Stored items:
::::::::::
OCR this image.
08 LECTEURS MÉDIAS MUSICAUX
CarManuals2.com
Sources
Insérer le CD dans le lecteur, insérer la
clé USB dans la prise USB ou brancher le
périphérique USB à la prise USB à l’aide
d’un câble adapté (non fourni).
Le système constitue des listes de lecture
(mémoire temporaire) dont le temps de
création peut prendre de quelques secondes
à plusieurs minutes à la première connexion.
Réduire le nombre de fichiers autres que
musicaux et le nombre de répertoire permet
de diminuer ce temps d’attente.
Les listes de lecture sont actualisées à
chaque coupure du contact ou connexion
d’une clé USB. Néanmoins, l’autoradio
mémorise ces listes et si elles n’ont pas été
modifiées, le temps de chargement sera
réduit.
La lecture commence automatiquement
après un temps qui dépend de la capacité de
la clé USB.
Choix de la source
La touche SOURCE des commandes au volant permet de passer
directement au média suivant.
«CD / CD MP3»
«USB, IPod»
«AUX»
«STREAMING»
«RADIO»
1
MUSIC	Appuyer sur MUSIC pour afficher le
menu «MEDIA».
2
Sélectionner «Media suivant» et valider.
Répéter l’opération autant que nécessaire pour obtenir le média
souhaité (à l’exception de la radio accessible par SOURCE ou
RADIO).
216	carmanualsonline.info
::::::::::
▸ Work instructions
Repeat each entry word for word.

▸ Solution
OCR this image.
08 LECTEURS MÉDIAS MUSICAUX
CarManuals2.com
Sources
Insérer le CD dans le lecteur, insérer la
clé USB dans la prise USB ou brancher le
périphérique USB à la prise USB à l’aide
d’un câble adapté (non fourni).
Le système constitue des listes de lecture
(mémoire temporaire) dont le temps de
création peut prendre de quelques secondes
à plusieurs minutes à la première connexion.
Réduire le nombre de fichiers autres que
musicaux et le nombre de répertoire permet
de diminuer ce temps d’attente.
Les listes de lecture sont actualisées à
chaque coupure du contact ou connexion
d’une clé USB. Néanmoins, l’autoradio
mémorise ces listes et si elles n’ont pas été
modifiées, le temps de chargement sera
réduit.
La lecture commence automatiquement
après un temps qui dépend de la capacité de
la clé USB.
Choix de la source
La touche SOURCE des commandes au volant permet de passer
directement au média suivant.
«CD / CD MP3»
«USB, IPod»
«AUX»
«STREAMING»
«RADIO»
1
MUSIC	Appuyer sur MUSIC pour afficher le
menu «MEDIA».
2
Sélectionner «Media suivant» et valider.
Répéter l’opération autant que nécessaire pour obtenir le média
souhaité (à l’exception de la radio accessible par SOURCE ou
RADIO).
216	carmanualsonline.info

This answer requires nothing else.